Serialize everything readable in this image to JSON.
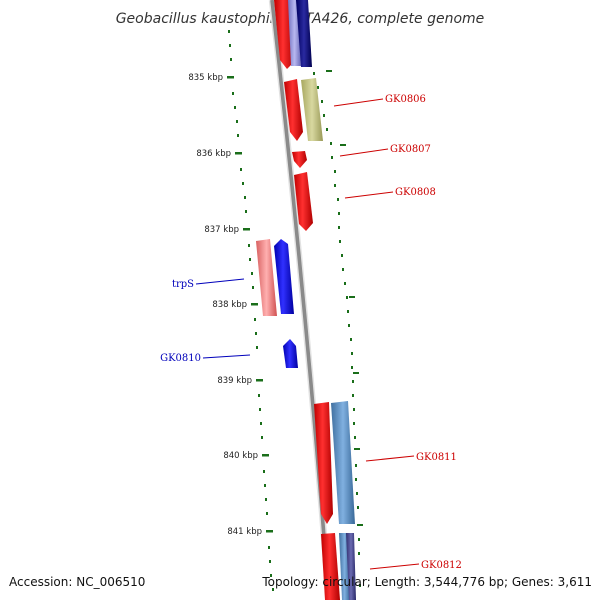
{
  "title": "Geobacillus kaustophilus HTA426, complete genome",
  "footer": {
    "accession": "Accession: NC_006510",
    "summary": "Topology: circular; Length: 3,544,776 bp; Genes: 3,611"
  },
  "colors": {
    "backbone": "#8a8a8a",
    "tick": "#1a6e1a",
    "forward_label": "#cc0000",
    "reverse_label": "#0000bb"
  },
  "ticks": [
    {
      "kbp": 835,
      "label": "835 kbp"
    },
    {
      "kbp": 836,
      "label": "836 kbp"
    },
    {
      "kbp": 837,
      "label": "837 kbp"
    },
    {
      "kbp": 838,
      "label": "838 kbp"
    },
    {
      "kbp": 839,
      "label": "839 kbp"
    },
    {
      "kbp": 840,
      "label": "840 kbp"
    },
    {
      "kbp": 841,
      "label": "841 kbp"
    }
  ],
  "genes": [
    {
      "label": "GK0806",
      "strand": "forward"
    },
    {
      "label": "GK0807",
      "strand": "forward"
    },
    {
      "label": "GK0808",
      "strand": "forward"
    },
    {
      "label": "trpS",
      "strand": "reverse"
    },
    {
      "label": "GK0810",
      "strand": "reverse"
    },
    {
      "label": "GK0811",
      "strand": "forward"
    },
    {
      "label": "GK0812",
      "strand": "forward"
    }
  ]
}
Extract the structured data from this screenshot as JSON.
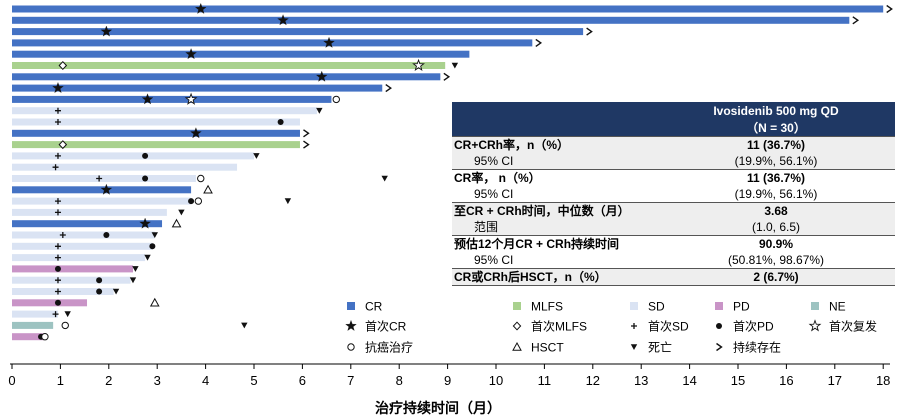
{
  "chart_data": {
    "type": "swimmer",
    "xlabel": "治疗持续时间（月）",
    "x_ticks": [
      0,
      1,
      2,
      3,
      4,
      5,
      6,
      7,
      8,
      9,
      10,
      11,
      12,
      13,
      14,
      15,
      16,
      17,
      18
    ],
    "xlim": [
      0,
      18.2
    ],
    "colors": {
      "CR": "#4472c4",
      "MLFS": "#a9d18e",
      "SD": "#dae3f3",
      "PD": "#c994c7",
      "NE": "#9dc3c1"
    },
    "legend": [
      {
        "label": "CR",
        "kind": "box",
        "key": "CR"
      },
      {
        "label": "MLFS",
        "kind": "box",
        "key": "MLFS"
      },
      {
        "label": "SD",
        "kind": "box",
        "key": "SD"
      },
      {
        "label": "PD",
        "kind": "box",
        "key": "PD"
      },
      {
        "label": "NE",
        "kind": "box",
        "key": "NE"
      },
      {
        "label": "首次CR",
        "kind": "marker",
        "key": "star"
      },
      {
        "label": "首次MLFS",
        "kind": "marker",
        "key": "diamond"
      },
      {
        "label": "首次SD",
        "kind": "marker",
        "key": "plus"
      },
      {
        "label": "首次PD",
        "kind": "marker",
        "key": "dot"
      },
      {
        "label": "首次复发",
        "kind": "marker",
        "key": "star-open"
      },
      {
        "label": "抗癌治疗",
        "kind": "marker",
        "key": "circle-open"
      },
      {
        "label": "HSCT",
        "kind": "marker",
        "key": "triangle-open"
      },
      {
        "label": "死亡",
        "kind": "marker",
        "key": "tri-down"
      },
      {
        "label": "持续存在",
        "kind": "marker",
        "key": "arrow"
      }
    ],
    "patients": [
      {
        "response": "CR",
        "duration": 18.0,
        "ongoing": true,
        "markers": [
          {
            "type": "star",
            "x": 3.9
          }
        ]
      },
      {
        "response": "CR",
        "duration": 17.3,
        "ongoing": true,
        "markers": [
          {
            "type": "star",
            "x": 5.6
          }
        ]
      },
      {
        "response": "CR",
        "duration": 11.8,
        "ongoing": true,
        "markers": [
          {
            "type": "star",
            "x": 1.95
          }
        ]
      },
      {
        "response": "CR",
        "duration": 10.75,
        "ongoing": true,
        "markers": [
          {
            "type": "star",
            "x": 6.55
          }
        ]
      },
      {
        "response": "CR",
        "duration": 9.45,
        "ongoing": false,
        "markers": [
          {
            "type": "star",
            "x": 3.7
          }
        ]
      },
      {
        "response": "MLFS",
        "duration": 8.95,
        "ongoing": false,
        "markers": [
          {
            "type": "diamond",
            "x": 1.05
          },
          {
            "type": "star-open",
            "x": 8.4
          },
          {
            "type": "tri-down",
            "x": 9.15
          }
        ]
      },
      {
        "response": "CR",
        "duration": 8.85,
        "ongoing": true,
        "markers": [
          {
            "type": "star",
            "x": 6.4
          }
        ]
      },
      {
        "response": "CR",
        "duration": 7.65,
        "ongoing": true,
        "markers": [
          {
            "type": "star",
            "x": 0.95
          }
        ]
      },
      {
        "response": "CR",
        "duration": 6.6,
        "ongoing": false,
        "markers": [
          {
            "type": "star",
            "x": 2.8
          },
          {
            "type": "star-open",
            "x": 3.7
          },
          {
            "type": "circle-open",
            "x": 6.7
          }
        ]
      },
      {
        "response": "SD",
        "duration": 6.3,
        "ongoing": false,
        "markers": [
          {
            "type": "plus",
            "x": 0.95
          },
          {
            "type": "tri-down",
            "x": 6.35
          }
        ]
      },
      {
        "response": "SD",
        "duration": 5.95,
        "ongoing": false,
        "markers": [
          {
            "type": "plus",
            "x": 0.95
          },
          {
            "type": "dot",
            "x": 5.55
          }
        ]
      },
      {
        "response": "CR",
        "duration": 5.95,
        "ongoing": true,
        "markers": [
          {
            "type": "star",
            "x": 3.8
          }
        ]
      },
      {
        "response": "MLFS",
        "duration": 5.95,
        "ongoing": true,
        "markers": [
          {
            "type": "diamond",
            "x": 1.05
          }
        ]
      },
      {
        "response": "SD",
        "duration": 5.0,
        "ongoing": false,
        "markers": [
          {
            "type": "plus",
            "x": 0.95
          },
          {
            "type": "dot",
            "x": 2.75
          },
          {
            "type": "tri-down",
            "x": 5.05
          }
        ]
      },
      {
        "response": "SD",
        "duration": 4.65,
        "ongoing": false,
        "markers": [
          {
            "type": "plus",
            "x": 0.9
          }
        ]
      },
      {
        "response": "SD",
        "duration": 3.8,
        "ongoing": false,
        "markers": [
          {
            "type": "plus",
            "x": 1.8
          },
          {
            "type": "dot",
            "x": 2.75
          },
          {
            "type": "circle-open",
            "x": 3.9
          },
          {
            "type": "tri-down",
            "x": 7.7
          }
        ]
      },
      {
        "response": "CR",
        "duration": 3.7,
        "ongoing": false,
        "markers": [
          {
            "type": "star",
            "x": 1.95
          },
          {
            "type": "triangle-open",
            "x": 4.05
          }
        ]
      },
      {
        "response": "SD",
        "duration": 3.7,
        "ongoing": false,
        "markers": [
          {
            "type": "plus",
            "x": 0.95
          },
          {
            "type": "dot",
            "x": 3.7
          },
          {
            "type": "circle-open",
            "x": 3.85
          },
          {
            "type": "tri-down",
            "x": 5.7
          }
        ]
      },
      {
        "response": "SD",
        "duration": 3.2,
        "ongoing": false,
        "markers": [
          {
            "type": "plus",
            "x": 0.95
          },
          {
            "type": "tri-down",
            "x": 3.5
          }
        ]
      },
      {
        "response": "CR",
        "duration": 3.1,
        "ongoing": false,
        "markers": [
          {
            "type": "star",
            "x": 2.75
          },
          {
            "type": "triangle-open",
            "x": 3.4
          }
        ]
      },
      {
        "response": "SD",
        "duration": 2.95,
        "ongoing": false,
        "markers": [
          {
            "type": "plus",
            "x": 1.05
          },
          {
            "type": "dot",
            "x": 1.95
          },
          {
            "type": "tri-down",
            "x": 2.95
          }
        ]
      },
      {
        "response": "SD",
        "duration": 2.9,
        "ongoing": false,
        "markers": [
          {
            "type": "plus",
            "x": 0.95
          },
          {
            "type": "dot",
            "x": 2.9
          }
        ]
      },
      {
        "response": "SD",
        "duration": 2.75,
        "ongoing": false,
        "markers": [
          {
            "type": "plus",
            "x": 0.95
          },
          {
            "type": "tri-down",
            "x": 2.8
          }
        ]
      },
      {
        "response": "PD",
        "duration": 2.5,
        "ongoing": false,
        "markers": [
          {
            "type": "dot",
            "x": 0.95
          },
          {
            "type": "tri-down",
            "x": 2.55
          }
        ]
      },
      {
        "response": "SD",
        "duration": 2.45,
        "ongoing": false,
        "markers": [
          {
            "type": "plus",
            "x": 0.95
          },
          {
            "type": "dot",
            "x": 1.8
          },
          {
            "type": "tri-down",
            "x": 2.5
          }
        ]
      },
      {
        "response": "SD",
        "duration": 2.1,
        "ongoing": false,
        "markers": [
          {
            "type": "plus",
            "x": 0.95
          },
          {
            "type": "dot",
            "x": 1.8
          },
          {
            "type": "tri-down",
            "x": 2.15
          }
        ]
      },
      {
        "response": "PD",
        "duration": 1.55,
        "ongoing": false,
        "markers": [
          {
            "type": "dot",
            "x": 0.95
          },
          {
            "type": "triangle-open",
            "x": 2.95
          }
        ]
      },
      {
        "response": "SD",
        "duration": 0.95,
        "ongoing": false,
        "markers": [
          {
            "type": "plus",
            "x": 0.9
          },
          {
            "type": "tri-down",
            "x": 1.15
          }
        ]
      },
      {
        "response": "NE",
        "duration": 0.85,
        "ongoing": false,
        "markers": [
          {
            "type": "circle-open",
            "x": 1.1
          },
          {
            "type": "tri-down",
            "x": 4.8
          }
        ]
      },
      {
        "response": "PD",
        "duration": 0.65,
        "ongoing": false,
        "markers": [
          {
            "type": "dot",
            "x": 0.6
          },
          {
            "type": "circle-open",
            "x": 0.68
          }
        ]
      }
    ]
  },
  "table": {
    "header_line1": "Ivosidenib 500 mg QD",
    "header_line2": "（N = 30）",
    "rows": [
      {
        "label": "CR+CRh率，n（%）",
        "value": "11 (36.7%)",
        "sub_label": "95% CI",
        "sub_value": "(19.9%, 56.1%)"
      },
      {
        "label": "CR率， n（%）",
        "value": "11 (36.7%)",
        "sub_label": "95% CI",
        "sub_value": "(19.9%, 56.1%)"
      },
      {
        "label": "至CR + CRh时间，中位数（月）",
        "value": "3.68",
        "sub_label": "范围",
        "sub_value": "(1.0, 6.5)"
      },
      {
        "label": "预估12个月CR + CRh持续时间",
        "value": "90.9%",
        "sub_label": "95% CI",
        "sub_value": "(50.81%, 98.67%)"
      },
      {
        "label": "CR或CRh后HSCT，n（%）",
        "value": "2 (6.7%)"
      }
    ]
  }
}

----

§ **EXERCISE INSTRUCTIONS**: For the string "this", count the lines of the entries above that include it; answer with the number only.

§ **EXERCISE ANSWER**: 2